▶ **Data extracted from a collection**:
■ ■ ■ ■ ■

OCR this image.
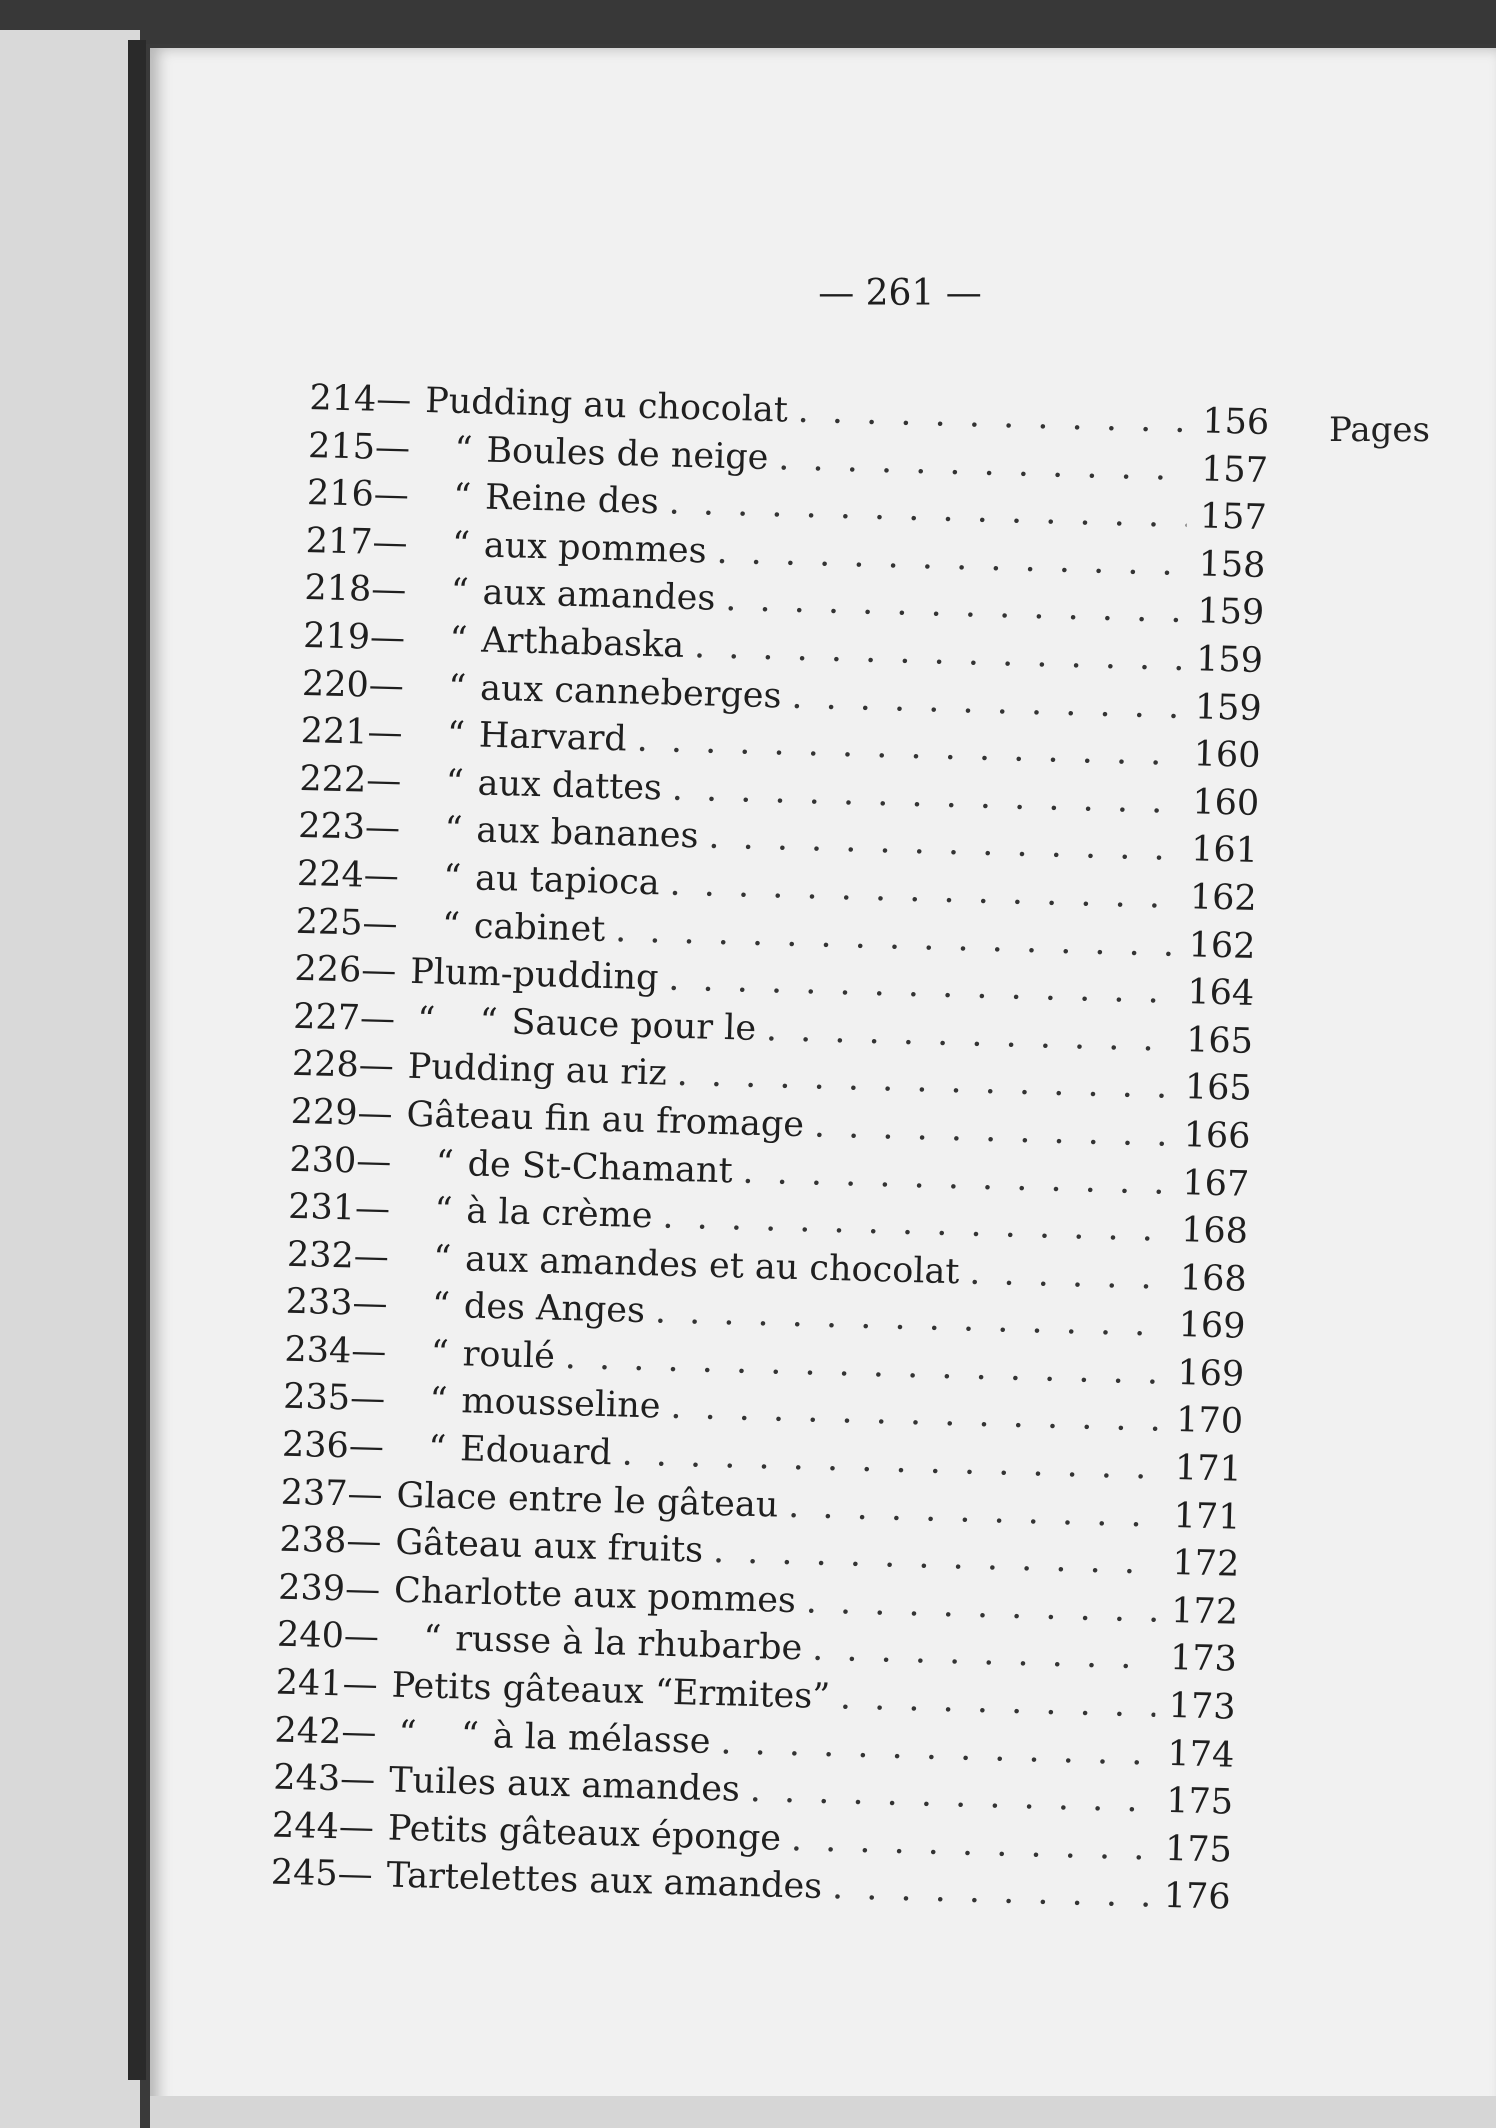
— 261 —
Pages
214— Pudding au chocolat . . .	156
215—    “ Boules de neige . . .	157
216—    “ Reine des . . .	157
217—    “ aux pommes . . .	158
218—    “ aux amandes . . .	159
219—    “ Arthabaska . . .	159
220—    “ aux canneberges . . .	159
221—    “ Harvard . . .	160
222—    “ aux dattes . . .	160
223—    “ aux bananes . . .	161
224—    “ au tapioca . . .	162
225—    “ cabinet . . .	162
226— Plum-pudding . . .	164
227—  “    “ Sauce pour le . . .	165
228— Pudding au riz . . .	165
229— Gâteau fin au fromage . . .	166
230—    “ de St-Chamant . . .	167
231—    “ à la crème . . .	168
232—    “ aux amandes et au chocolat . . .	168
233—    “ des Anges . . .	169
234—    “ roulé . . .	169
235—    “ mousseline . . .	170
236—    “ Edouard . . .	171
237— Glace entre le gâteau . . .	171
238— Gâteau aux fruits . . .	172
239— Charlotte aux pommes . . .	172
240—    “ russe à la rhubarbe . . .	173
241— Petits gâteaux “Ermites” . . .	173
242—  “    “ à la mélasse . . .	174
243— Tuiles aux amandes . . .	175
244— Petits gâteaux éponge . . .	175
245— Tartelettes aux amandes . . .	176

■ ■ ■ ■ ■

Gather up, from the records above, each line where the word "pommes" appears.

217—    “ aux pommes . . .	158
239— Charlotte aux pommes . . .	172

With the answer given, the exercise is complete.